Stated task:
Print every entry exactly as written.

======== Data shown ========

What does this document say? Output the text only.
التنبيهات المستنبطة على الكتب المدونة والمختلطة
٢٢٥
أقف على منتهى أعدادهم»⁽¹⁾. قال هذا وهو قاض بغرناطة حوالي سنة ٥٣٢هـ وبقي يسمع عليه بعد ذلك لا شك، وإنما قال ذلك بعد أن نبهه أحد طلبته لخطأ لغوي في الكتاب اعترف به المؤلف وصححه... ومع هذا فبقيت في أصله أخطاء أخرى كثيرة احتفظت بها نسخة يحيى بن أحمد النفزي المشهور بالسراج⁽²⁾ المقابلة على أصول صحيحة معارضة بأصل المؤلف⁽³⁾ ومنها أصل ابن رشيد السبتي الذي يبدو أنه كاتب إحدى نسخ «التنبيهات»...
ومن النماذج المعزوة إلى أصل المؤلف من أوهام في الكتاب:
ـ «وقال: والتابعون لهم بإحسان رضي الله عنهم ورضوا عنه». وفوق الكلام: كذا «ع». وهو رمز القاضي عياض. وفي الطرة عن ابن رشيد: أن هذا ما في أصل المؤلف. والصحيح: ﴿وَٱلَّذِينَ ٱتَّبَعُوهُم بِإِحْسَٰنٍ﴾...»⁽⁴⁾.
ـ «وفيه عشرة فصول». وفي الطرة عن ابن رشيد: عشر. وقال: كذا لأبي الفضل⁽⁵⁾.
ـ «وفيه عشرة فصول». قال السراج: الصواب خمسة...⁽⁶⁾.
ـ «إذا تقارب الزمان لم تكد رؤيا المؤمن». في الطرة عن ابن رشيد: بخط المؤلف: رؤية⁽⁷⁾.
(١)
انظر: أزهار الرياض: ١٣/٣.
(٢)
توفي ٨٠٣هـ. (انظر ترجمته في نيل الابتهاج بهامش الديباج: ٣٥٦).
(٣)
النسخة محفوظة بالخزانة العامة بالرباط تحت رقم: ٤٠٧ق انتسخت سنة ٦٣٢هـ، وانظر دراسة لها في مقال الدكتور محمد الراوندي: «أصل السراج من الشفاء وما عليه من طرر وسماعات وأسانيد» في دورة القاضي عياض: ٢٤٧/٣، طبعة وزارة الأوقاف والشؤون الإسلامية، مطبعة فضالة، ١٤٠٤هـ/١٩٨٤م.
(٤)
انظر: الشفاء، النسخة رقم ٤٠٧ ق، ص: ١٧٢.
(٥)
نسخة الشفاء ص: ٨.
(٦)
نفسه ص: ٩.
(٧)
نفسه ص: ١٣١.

========

Completed task:
What does this document say? Output the text only.
التنبيهات المستنبطة على الكتب المدونة والمختلطة
٢٢٥
أقف على منتهى أعدادهم»⁽¹⁾. قال هذا وهو قاض بغرناطة حوالي سنة ٥٣٢هـ وبقي يسمع عليه بعد ذلك لا شك، وإنما قال ذلك بعد أن نبهه أحد طلبته لخطأ لغوي في الكتاب اعترف به المؤلف وصححه... ومع هذا فبقيت في أصله أخطاء أخرى كثيرة احتفظت بها نسخة يحيى بن أحمد النفزي المشهور بالسراج⁽²⁾ المقابلة على أصول صحيحة معارضة بأصل المؤلف⁽³⁾ ومنها أصل ابن رشيد السبتي الذي يبدو أنه كاتب إحدى نسخ «التنبيهات»...
ومن النماذج المعزوة إلى أصل المؤلف من أوهام في الكتاب:
ـ «وقال: والتابعون لهم بإحسان رضي الله عنهم ورضوا عنه». وفوق الكلام: كذا «ع». وهو رمز القاضي عياض. وفي الطرة عن ابن رشيد: أن هذا ما في أصل المؤلف. والصحيح: ﴿وَٱلَّذِينَ ٱتَّبَعُوهُم بِإِحْسَٰنٍ﴾...»⁽⁴⁾.
ـ «وفيه عشرة فصول». وفي الطرة عن ابن رشيد: عشر. وقال: كذا لأبي الفضل⁽⁵⁾.
ـ «وفيه عشرة فصول». قال السراج: الصواب خمسة...⁽⁶⁾.
ـ «إذا تقارب الزمان لم تكد رؤيا المؤمن». في الطرة عن ابن رشيد: بخط المؤلف: رؤية⁽⁷⁾.
(١)
انظر: أزهار الرياض: ١٣/٣.
(٢)
توفي ٨٠٣هـ. (انظر ترجمته في نيل الابتهاج بهامش الديباج: ٣٥٦).
(٣)
النسخة محفوظة بالخزانة العامة بالرباط تحت رقم: ٤٠٧ق انتسخت سنة ٦٣٢هـ، وانظر دراسة لها في مقال الدكتور محمد الراوندي: «أصل السراج من الشفاء وما عليه من طرر وسماعات وأسانيد» في دورة القاضي عياض: ٢٤٧/٣، طبعة وزارة الأوقاف والشؤون الإسلامية، مطبعة فضالة، ١٤٠٤هـ/١٩٨٤م.
(٤)
انظر: الشفاء، النسخة رقم ٤٠٧ ق، ص: ١٧٢.
(٥)
نسخة الشفاء ص: ٨.
(٦)
نفسه ص: ٩.
(٧)
نفسه ص: ١٣١.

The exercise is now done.